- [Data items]
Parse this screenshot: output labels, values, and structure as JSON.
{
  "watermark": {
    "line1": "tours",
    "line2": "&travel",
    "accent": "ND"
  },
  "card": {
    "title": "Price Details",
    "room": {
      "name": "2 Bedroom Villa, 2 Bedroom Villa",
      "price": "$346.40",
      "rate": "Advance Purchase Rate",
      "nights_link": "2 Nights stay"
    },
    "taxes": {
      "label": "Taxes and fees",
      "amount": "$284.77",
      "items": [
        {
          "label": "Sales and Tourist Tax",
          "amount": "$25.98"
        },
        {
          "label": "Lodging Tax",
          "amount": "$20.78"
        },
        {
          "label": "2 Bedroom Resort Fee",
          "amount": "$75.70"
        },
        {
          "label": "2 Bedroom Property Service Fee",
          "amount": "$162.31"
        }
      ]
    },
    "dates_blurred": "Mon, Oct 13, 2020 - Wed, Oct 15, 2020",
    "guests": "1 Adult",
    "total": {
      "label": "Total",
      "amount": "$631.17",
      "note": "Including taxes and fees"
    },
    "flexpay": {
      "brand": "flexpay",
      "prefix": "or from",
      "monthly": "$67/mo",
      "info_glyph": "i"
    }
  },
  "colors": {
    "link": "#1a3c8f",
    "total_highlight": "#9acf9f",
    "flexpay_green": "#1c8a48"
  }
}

- [What to work on] Transcribe all entries exactly as they are given.

- [Complete response]
Parse this screenshot: output labels, values, and structure as JSON.
{
  "watermark": {
    "line1": "tours",
    "line2": "&travel",
    "accent": "ND"
  },
  "card": {
    "title": "Price Details",
    "room": {
      "name": "2 Bedroom Villa, 2 Bedroom Villa",
      "price": "$346.40",
      "rate": "Advance Purchase Rate",
      "nights_link": "2 Nights stay"
    },
    "taxes": {
      "label": "Taxes and fees",
      "amount": "$284.77",
      "items": [
        {
          "label": "Sales and Tourist Tax",
          "amount": "$25.98"
        },
        {
          "label": "Lodging Tax",
          "amount": "$20.78"
        },
        {
          "label": "2 Bedroom Resort Fee",
          "amount": "$75.70"
        },
        {
          "label": "2 Bedroom Property Service Fee",
          "amount": "$162.31"
        }
      ]
    },
    "dates_blurred": "Mon, Oct 13, 2020 - Wed, Oct 15, 2020",
    "guests": "1 Adult",
    "total": {
      "label": "Total",
      "amount": "$631.17",
      "note": "Including taxes and fees"
    },
    "flexpay": {
      "brand": "flexpay",
      "prefix": "or from",
      "monthly": "$67/mo",
      "info_glyph": "i"
    }
  },
  "colors": {
    "link": "#1a3c8f",
    "total_highlight": "#9acf9f",
    "flexpay_green": "#1c8a48"
  }
}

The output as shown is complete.